— Your task —
Write out each line of the material below exactly as given.
__________________________________________________
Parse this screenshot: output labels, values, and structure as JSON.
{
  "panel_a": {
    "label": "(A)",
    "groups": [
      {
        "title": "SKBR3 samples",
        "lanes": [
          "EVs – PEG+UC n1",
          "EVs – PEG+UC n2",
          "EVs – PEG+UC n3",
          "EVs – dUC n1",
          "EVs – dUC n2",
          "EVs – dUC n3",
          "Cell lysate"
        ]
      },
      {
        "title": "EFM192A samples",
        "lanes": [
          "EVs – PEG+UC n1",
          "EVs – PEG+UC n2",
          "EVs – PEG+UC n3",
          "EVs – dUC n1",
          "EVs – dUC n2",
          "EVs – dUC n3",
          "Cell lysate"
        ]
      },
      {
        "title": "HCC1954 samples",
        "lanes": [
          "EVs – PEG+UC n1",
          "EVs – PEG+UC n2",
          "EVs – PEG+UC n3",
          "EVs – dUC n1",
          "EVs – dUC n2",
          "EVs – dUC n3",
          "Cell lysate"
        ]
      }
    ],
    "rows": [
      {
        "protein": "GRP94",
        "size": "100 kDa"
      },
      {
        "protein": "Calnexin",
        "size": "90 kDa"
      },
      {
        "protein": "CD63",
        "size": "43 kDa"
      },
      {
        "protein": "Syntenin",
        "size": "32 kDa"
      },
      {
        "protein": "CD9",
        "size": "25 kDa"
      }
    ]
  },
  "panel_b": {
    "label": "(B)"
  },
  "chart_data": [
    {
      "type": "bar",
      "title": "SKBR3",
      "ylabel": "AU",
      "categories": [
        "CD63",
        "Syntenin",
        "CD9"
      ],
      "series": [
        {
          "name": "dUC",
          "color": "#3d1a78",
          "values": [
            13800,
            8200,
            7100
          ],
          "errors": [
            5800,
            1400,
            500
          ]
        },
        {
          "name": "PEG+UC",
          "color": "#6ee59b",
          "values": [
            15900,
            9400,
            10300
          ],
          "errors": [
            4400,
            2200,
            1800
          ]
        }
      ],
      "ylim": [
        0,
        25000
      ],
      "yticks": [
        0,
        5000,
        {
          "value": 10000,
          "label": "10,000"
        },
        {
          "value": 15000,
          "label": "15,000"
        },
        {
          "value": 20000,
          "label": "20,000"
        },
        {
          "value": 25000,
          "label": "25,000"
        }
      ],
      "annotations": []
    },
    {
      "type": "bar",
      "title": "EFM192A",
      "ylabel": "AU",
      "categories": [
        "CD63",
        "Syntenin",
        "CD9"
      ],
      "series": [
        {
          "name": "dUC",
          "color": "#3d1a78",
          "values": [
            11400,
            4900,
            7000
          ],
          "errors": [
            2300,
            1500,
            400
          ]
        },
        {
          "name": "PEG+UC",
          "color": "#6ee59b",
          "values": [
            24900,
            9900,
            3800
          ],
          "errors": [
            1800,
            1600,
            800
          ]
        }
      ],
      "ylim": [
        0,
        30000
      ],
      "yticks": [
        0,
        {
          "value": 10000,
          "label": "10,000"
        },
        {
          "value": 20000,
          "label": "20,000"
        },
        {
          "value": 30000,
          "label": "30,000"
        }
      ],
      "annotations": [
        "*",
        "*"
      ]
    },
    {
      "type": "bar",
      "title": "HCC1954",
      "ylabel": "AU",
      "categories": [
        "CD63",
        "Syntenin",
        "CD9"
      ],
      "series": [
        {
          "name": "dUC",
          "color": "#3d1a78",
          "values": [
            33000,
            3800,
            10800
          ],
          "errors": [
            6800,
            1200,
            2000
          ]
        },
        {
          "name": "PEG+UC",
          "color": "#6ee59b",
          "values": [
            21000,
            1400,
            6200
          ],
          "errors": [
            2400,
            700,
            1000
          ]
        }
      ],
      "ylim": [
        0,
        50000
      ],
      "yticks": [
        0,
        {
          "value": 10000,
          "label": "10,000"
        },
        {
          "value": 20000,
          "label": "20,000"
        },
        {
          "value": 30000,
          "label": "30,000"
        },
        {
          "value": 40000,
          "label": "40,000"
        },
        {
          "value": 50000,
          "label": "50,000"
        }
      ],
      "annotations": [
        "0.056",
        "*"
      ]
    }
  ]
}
__________________________________________________
— Exercise result —
Parse this screenshot: output labels, values, and structure as JSON.
{
  "panel_a": {
    "label": "(A)",
    "groups": [
      {
        "title": "SKBR3 samples",
        "lanes": [
          "EVs – PEG+UC n1",
          "EVs – PEG+UC n2",
          "EVs – PEG+UC n3",
          "EVs – dUC n1",
          "EVs – dUC n2",
          "EVs – dUC n3",
          "Cell lysate"
        ]
      },
      {
        "title": "EFM192A samples",
        "lanes": [
          "EVs – PEG+UC n1",
          "EVs – PEG+UC n2",
          "EVs – PEG+UC n3",
          "EVs – dUC n1",
          "EVs – dUC n2",
          "EVs – dUC n3",
          "Cell lysate"
        ]
      },
      {
        "title": "HCC1954 samples",
        "lanes": [
          "EVs – PEG+UC n1",
          "EVs – PEG+UC n2",
          "EVs – PEG+UC n3",
          "EVs – dUC n1",
          "EVs – dUC n2",
          "EVs – dUC n3",
          "Cell lysate"
        ]
      }
    ],
    "rows": [
      {
        "protein": "GRP94",
        "size": "100 kDa"
      },
      {
        "protein": "Calnexin",
        "size": "90 kDa"
      },
      {
        "protein": "CD63",
        "size": "43 kDa"
      },
      {
        "protein": "Syntenin",
        "size": "32 kDa"
      },
      {
        "protein": "CD9",
        "size": "25 kDa"
      }
    ]
  },
  "panel_b": {
    "label": "(B)"
  },
  "chart_data": [
    {
      "type": "bar",
      "title": "SKBR3",
      "ylabel": "AU",
      "categories": [
        "CD63",
        "Syntenin",
        "CD9"
      ],
      "series": [
        {
          "name": "dUC",
          "color": "#3d1a78",
          "values": [
            13800,
            8200,
            7100
          ],
          "errors": [
            5800,
            1400,
            500
          ]
        },
        {
          "name": "PEG+UC",
          "color": "#6ee59b",
          "values": [
            15900,
            9400,
            10300
          ],
          "errors": [
            4400,
            2200,
            1800
          ]
        }
      ],
      "ylim": [
        0,
        25000
      ],
      "yticks": [
        0,
        5000,
        {
          "value": 10000,
          "label": "10,000"
        },
        {
          "value": 15000,
          "label": "15,000"
        },
        {
          "value": 20000,
          "label": "20,000"
        },
        {
          "value": 25000,
          "label": "25,000"
        }
      ],
      "annotations": []
    },
    {
      "type": "bar",
      "title": "EFM192A",
      "ylabel": "AU",
      "categories": [
        "CD63",
        "Syntenin",
        "CD9"
      ],
      "series": [
        {
          "name": "dUC",
          "color": "#3d1a78",
          "values": [
            11400,
            4900,
            7000
          ],
          "errors": [
            2300,
            1500,
            400
          ]
        },
        {
          "name": "PEG+UC",
          "color": "#6ee59b",
          "values": [
            24900,
            9900,
            3800
          ],
          "errors": [
            1800,
            1600,
            800
          ]
        }
      ],
      "ylim": [
        0,
        30000
      ],
      "yticks": [
        0,
        {
          "value": 10000,
          "label": "10,000"
        },
        {
          "value": 20000,
          "label": "20,000"
        },
        {
          "value": 30000,
          "label": "30,000"
        }
      ],
      "annotations": [
        "*",
        "*"
      ]
    },
    {
      "type": "bar",
      "title": "HCC1954",
      "ylabel": "AU",
      "categories": [
        "CD63",
        "Syntenin",
        "CD9"
      ],
      "series": [
        {
          "name": "dUC",
          "color": "#3d1a78",
          "values": [
            33000,
            3800,
            10800
          ],
          "errors": [
            6800,
            1200,
            2000
          ]
        },
        {
          "name": "PEG+UC",
          "color": "#6ee59b",
          "values": [
            21000,
            1400,
            6200
          ],
          "errors": [
            2400,
            700,
            1000
          ]
        }
      ],
      "ylim": [
        0,
        50000
      ],
      "yticks": [
        0,
        {
          "value": 10000,
          "label": "10,000"
        },
        {
          "value": 20000,
          "label": "20,000"
        },
        {
          "value": 30000,
          "label": "30,000"
        },
        {
          "value": 40000,
          "label": "40,000"
        },
        {
          "value": 50000,
          "label": "50,000"
        }
      ],
      "annotations": [
        "0.056",
        "*"
      ]
    }
  ]
}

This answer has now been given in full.